(Stored records)
------------------------------

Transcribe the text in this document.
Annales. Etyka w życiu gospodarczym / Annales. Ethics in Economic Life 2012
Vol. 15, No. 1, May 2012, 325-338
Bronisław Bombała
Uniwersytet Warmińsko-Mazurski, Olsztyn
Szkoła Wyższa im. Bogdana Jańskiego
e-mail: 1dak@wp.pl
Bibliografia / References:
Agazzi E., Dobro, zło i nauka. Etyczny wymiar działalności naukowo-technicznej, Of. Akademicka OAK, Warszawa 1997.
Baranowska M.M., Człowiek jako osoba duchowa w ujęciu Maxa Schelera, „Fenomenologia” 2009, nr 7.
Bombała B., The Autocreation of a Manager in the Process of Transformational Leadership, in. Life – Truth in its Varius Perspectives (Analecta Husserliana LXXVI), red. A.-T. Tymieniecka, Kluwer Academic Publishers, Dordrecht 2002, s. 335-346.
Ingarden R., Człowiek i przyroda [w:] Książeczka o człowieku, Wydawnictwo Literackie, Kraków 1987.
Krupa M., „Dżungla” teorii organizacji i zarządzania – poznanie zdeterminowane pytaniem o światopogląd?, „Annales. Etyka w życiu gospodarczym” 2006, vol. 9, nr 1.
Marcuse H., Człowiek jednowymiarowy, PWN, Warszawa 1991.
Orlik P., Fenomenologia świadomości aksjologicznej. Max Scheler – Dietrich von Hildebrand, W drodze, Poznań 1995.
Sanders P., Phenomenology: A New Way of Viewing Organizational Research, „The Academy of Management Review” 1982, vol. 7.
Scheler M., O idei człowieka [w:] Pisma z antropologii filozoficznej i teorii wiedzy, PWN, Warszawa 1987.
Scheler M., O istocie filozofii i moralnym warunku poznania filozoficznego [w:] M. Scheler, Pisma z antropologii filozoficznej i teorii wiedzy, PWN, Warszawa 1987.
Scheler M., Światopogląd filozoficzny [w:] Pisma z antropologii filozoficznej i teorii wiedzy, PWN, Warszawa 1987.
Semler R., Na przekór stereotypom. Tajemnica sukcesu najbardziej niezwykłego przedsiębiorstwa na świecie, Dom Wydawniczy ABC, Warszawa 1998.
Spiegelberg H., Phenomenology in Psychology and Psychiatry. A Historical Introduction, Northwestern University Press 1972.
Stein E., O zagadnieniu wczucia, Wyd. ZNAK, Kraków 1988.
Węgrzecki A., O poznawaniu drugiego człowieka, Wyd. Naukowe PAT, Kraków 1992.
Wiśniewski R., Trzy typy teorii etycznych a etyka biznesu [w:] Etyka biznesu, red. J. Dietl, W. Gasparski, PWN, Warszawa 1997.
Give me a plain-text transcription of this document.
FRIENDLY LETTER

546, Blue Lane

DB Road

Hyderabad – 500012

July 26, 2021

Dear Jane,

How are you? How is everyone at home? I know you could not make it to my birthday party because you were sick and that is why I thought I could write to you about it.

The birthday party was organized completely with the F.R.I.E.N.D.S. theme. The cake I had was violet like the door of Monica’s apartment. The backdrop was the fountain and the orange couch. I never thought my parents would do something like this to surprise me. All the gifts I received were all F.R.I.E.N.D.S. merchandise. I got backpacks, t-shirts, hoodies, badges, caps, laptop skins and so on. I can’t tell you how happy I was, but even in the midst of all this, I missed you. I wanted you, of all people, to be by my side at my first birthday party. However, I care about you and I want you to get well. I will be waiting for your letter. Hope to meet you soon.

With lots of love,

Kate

------------------------------

**Task brief**
Write out every line of the preceding listing that contains "Phenomenology".

**Output for this exercise**
Sanders P., Phenomenology: A New Way of Viewing Organizational Research, „The Academy of Management Review” 1982, vol. 7.
Spiegelberg H., Phenomenology in Psychology and Psychiatry. A Historical Introduction, Northwestern University Press 1972.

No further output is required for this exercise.